# [THE EXERCISE]
What is needed here is an exact copy of every entry.

# [RECORD SET]

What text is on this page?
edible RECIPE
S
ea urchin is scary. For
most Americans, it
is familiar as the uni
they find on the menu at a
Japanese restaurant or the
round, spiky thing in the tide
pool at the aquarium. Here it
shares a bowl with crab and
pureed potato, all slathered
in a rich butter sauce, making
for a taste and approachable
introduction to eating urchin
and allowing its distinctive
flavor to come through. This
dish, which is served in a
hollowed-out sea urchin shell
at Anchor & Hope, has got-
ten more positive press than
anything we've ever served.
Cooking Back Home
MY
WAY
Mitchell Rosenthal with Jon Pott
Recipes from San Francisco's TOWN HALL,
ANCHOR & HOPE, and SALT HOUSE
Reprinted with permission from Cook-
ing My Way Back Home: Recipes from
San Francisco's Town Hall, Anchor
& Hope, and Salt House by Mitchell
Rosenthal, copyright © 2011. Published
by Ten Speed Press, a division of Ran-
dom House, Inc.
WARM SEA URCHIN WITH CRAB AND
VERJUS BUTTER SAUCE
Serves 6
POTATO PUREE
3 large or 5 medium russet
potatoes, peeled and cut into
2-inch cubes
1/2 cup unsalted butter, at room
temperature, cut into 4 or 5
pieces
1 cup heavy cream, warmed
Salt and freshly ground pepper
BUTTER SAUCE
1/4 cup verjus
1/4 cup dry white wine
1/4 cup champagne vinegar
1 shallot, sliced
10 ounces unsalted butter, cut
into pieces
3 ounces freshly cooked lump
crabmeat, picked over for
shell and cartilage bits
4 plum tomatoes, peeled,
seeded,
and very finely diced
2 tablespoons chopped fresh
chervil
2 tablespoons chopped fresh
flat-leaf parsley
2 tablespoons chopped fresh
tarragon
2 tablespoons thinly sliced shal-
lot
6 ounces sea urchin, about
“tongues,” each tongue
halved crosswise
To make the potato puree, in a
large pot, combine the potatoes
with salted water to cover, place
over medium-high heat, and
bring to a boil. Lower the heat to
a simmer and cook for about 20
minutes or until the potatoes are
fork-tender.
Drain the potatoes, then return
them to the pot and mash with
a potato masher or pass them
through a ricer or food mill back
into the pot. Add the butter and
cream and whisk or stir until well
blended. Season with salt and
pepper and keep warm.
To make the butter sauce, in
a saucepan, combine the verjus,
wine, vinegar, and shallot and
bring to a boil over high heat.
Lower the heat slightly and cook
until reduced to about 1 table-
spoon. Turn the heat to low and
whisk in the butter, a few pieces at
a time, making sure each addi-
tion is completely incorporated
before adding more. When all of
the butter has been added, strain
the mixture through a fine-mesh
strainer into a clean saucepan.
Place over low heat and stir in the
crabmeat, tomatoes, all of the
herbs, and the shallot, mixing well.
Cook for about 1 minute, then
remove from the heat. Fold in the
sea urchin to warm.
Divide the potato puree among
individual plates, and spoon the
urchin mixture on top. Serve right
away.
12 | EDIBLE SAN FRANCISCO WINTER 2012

# [THE COMPLETED TASK]
What text is on this page?
edible RECIPE
S
ea urchin is scary. For
most Americans, it
is familiar as the uni
they find on the menu at a
Japanese restaurant or the
round, spiky thing in the tide
pool at the aquarium. Here it
shares a bowl with crab and
pureed potato, all slathered
in a rich butter sauce, making
for a taste and approachable
introduction to eating urchin
and allowing its distinctive
flavor to come through. This
dish, which is served in a
hollowed-out sea urchin shell
at Anchor & Hope, has got-
ten more positive press than
anything we've ever served.
Cooking Back Home
MY
WAY
Mitchell Rosenthal with Jon Pott
Recipes from San Francisco's TOWN HALL,
ANCHOR & HOPE, and SALT HOUSE
Reprinted with permission from Cook-
ing My Way Back Home: Recipes from
San Francisco's Town Hall, Anchor
& Hope, and Salt House by Mitchell
Rosenthal, copyright © 2011. Published
by Ten Speed Press, a division of Ran-
dom House, Inc.
WARM SEA URCHIN WITH CRAB AND
VERJUS BUTTER SAUCE
Serves 6
POTATO PUREE
3 large or 5 medium russet
potatoes, peeled and cut into
2-inch cubes
1/2 cup unsalted butter, at room
temperature, cut into 4 or 5
pieces
1 cup heavy cream, warmed
Salt and freshly ground pepper
BUTTER SAUCE
1/4 cup verjus
1/4 cup dry white wine
1/4 cup champagne vinegar
1 shallot, sliced
10 ounces unsalted butter, cut
into pieces
3 ounces freshly cooked lump
crabmeat, picked over for
shell and cartilage bits
4 plum tomatoes, peeled,
seeded,
and very finely diced
2 tablespoons chopped fresh
chervil
2 tablespoons chopped fresh
flat-leaf parsley
2 tablespoons chopped fresh
tarragon
2 tablespoons thinly sliced shal-
lot
6 ounces sea urchin, about
“tongues,” each tongue
halved crosswise
To make the potato puree, in a
large pot, combine the potatoes
with salted water to cover, place
over medium-high heat, and
bring to a boil. Lower the heat to
a simmer and cook for about 20
minutes or until the potatoes are
fork-tender.
Drain the potatoes, then return
them to the pot and mash with
a potato masher or pass them
through a ricer or food mill back
into the pot. Add the butter and
cream and whisk or stir until well
blended. Season with salt and
pepper and keep warm.
To make the butter sauce, in
a saucepan, combine the verjus,
wine, vinegar, and shallot and
bring to a boil over high heat.
Lower the heat slightly and cook
until reduced to about 1 table-
spoon. Turn the heat to low and
whisk in the butter, a few pieces at
a time, making sure each addi-
tion is completely incorporated
before adding more. When all of
the butter has been added, strain
the mixture through a fine-mesh
strainer into a clean saucepan.
Place over low heat and stir in the
crabmeat, tomatoes, all of the
herbs, and the shallot, mixing well.
Cook for about 1 minute, then
remove from the heat. Fold in the
sea urchin to warm.
Divide the potato puree among
individual plates, and spoon the
urchin mixture on top. Serve right
away.
12 | EDIBLE SAN FRANCISCO WINTER 2012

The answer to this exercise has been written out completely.